(SHORT PROBLEM): Exactly as written, retype the listing below, omitting the pictures.

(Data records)
****
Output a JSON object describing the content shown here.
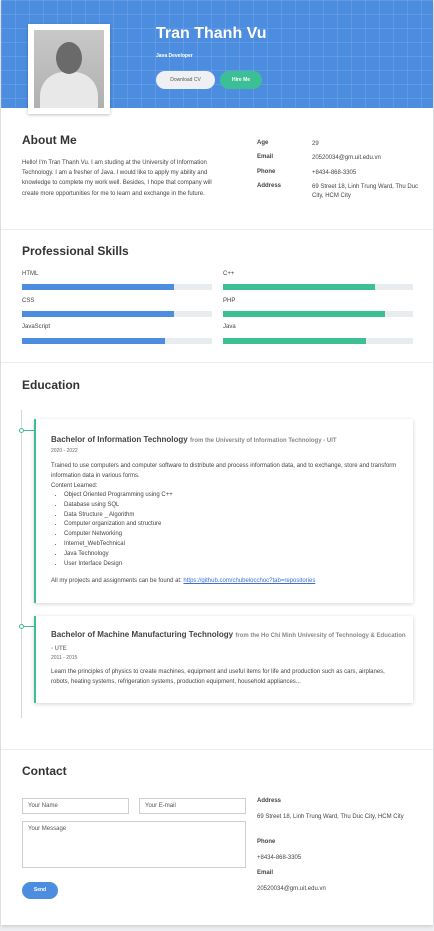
{
  "header": {
    "name": "Tran Thanh Vu",
    "role": "Java Developer",
    "download_cv_label": "Download CV",
    "hire_me_label": "Hire Me",
    "brand_color": "#4d8de0",
    "accent_color": "#3dbf95"
  },
  "about": {
    "title": "About Me",
    "text": "Hello! I'm Tran Thanh Vu. I am studing at the University of Information Technology. I am a fresher of Java. I would like to apply my ability and knowledge to complete my work well. Besides, I hope that company will create more opportunities for me to learn and exchange in the future.",
    "info": [
      {
        "label": "Age",
        "value": "29"
      },
      {
        "label": "Email",
        "value": "20520034@gm.uit.edu.vn"
      },
      {
        "label": "Phone",
        "value": "+8434-868-3305"
      },
      {
        "label": "Address",
        "value": "69 Street 18, Linh Trung Ward, Thu Duc City, HCM City"
      }
    ]
  },
  "skills": {
    "title": "Professional Skills",
    "left": [
      {
        "label": "HTML",
        "level": 0.8,
        "color": "#4d8de0"
      },
      {
        "label": "CSS",
        "level": 0.8,
        "color": "#4d8de0"
      },
      {
        "label": "JavaScript",
        "level": 0.75,
        "color": "#4d8de0"
      }
    ],
    "right": [
      {
        "label": "C++",
        "level": 0.8,
        "color": "#3dbf95"
      },
      {
        "label": "PHP",
        "level": 0.85,
        "color": "#3dbf95"
      },
      {
        "label": "Java",
        "level": 0.75,
        "color": "#3dbf95"
      }
    ]
  },
  "education": {
    "title": "Education",
    "items": [
      {
        "degree": "Bachelor of Information Technology",
        "school": "from the University of Information Technology - UIT",
        "years": "2020 - 2022",
        "description": "Trained to use computers and computer software to distribute and process information data, and to exchange, store and transform information data in various forms.",
        "courses_heading": "Content Learned:",
        "courses": [
          "Object Oriented Programming using C++",
          "Database using SQL",
          "Data Structure _ Algorithm",
          "Computer organization and structure",
          "Computer Networking",
          "Internet_WebTechnical",
          "Java Technology",
          "User Interface Design"
        ],
        "projects_text": "All my projects and assignments can be found at:",
        "projects_link": "https://github.com/chubelocchoc?tab=repositories"
      },
      {
        "degree": "Bachelor of Machine Manufacturing Technology",
        "school": "from the Ho Chi Minh University of Technology & Education - UTE",
        "years": "2011 - 2015",
        "description": "Learn the principles of physics to create machines, equipment and useful items for life and production such as cars, airplanes, robots, heating systems, refrigeration systems, production equipment, household appliances..."
      }
    ]
  },
  "contact": {
    "title": "Contact",
    "name_placeholder": "Your Name",
    "email_placeholder": "Your E-mail",
    "message_placeholder": "Your Message",
    "send_label": "Send",
    "address_label": "Address",
    "address_value": "69 Street 18, Linh Trung Ward, Thu Duc City, HCM City",
    "phone_label": "Phone",
    "phone_value": "+8434-868-3305",
    "email_label": "Email",
    "email_value": "20520034@gm.uit.edu.vn"
  }
}
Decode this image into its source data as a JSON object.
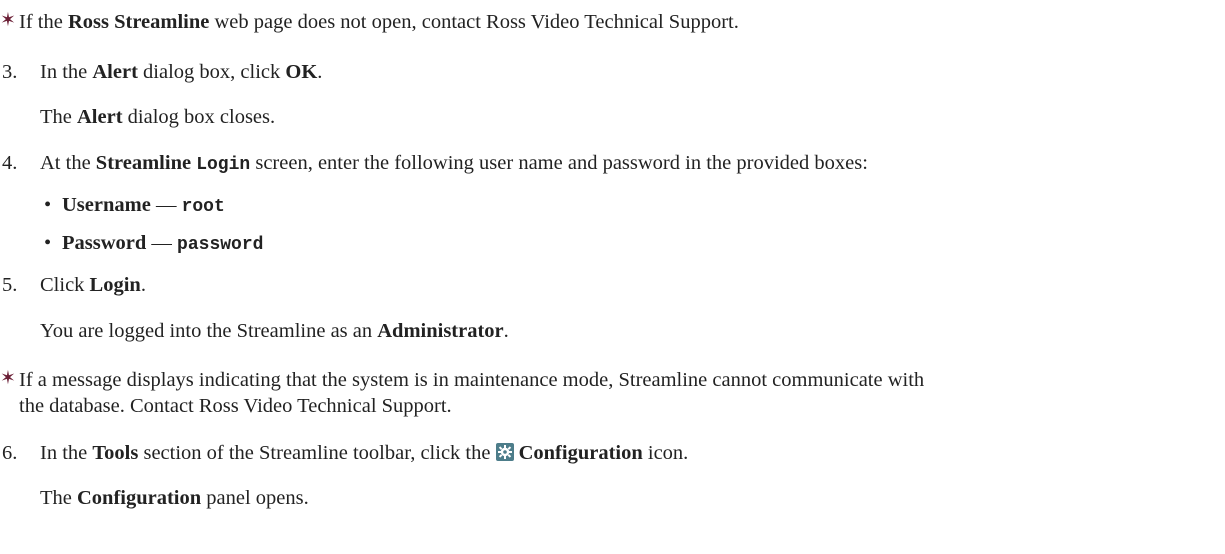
{
  "note1": {
    "icon": "star-icon",
    "t1": "If the ",
    "b1": "Ross Streamline",
    "t2": " web page does not open, contact Ross Video Technical Support."
  },
  "step3": {
    "number": "3.",
    "t1": "In the ",
    "b1": "Alert",
    "t2": " dialog box, click ",
    "b2": "OK",
    "t3": ".",
    "result_t1": "The ",
    "result_b1": "Alert",
    "result_t2": " dialog box closes."
  },
  "step4": {
    "number": "4.",
    "t1": "At the ",
    "b1": "Streamline ",
    "m1": "Login",
    "t2": " screen, enter the following user name and password in the provided boxes:",
    "bullets": [
      {
        "bullet": "•",
        "label": "Username",
        "dash": " — ",
        "value": "root"
      },
      {
        "bullet": "•",
        "label": "Password",
        "dash": " — ",
        "value": "password"
      }
    ]
  },
  "step5": {
    "number": "5.",
    "t1": "Click ",
    "b1": "Login",
    "t2": ".",
    "result_t1": "You are logged into the Streamline as an ",
    "result_b1": "Administrator",
    "result_t2": "."
  },
  "note2": {
    "icon": "star-icon",
    "line1": "If a message displays indicating that the system is in maintenance mode, Streamline cannot communicate with",
    "line2": "the database. Contact Ross Video Technical Support."
  },
  "step6": {
    "number": "6.",
    "t1": "In the ",
    "b1": "Tools",
    "t2": " section of the Streamline toolbar, click the ",
    "icon": "gear-icon",
    "b2": "Configuration",
    "t3": " icon.",
    "result_t1": "The ",
    "result_b1": "Configuration",
    "result_t2": " panel opens."
  },
  "colors": {
    "star": "#6b1f36",
    "gear_bg": "#4d7d8a"
  }
}
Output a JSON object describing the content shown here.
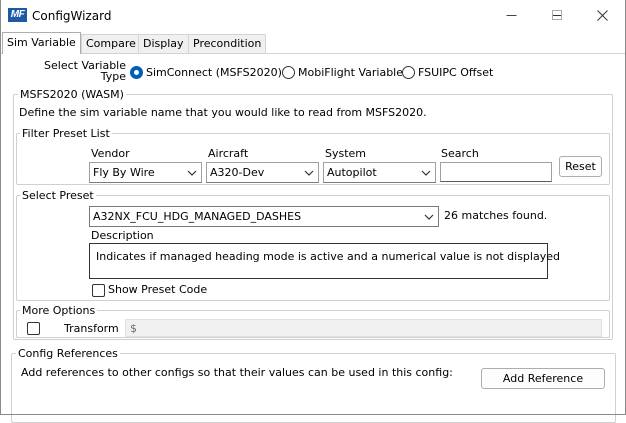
****
(REPLY):
Output a JSON object describing the content shown here.
{
  "header": {
    "name": "Tran Thanh Vu",
    "role": "Java Developer",
    "download_cv_label": "Download CV",
    "hire_me_label": "Hire Me",
    "brand_color": "#4d8de0",
    "accent_color": "#3dbf95"
  },
  "about": {
    "title": "About Me",
    "text": "Hello! I'm Tran Thanh Vu. I am studing at the University of Information Technology. I am a fresher of Java. I would like to apply my ability and knowledge to complete my work well. Besides, I hope that company will create more opportunities for me to learn and exchange in the future.",
    "info": [
      {
        "label": "Age",
        "value": "29"
      },
      {
        "label": "Email",
        "value": "20520034@gm.uit.edu.vn"
      },
      {
        "label": "Phone",
        "value": "+8434-868-3305"
      },
      {
        "label": "Address",
        "value": "69 Street 18, Linh Trung Ward, Thu Duc City, HCM City"
      }
    ]
  },
  "skills": {
    "title": "Professional Skills",
    "left": [
      {
        "label": "HTML",
        "level": 0.8,
        "color": "#4d8de0"
      },
      {
        "label": "CSS",
        "level": 0.8,
        "color": "#4d8de0"
      },
      {
        "label": "JavaScript",
        "level": 0.75,
        "color": "#4d8de0"
      }
    ],
    "right": [
      {
        "label": "C++",
        "level": 0.8,
        "color": "#3dbf95"
      },
      {
        "label": "PHP",
        "level": 0.85,
        "color": "#3dbf95"
      },
      {
        "label": "Java",
        "level": 0.75,
        "color": "#3dbf95"
      }
    ]
  },
  "education": {
    "title": "Education",
    "items": [
      {
        "degree": "Bachelor of Information Technology",
        "school": "from the University of Information Technology - UIT",
        "years": "2020 - 2022",
        "description": "Trained to use computers and computer software to distribute and process information data, and to exchange, store and transform information data in various forms.",
        "courses_heading": "Content Learned:",
        "courses": [
          "Object Oriented Programming using C++",
          "Database using SQL",
          "Data Structure _ Algorithm",
          "Computer organization and structure",
          "Computer Networking",
          "Internet_WebTechnical",
          "Java Technology",
          "User Interface Design"
        ],
        "projects_text": "All my projects and assignments can be found at:",
        "projects_link": "https://github.com/chubelocchoc?tab=repositories"
      },
      {
        "degree": "Bachelor of Machine Manufacturing Technology",
        "school": "from the Ho Chi Minh University of Technology & Education - UTE",
        "years": "2011 - 2015",
        "description": "Learn the principles of physics to create machines, equipment and useful items for life and production such as cars, airplanes, robots, heating systems, refrigeration systems, production equipment, household appliances..."
      }
    ]
  },
  "contact": {
    "title": "Contact",
    "name_placeholder": "Your Name",
    "email_placeholder": "Your E-mail",
    "message_placeholder": "Your Message",
    "send_label": "Send",
    "address_label": "Address",
    "address_value": "69 Street 18, Linh Trung Ward, Thu Duc City, HCM City",
    "phone_label": "Phone",
    "phone_value": "+8434-868-3305",
    "email_label": "Email",
    "email_value": "20520034@gm.uit.edu.vn"
  }
}
Decode this image into its source data as a JSON object.
{
  "note1": {
    "icon": "star-icon",
    "t1": "If the ",
    "b1": "Ross Streamline",
    "t2": " web page does not open, contact Ross Video Technical Support."
  },
  "step3": {
    "number": "3.",
    "t1": "In the ",
    "b1": "Alert",
    "t2": " dialog box, click ",
    "b2": "OK",
    "t3": ".",
    "result_t1": "The ",
    "result_b1": "Alert",
    "result_t2": " dialog box closes."
  },
  "step4": {
    "number": "4.",
    "t1": "At the ",
    "b1": "Streamline ",
    "m1": "Login",
    "t2": " screen, enter the following user name and password in the provided boxes:",
    "bullets": [
      {
        "bullet": "•",
        "label": "Username",
        "dash": " — ",
        "value": "root"
      },
      {
        "bullet": "•",
        "label": "Password",
        "dash": " — ",
        "value": "password"
      }
    ]
  },
  "step5": {
    "number": "5.",
    "t1": "Click ",
    "b1": "Login",
    "t2": ".",
    "result_t1": "You are logged into the Streamline as an ",
    "result_b1": "Administrator",
    "result_t2": "."
  },
  "note2": {
    "icon": "star-icon",
    "line1": "If a message displays indicating that the system is in maintenance mode, Streamline cannot communicate with",
    "line2": "the database. Contact Ross Video Technical Support."
  },
  "step6": {
    "number": "6.",
    "t1": "In the ",
    "b1": "Tools",
    "t2": " section of the Streamline toolbar, click the ",
    "icon": "gear-icon",
    "b2": "Configuration",
    "t3": " icon.",
    "result_t1": "The ",
    "result_b1": "Configuration",
    "result_t2": " panel opens."
  },
  "colors": {
    "star": "#6b1f36",
    "gear_bg": "#4d7d8a"
  }
}
Output a JSON object describing the content shown here.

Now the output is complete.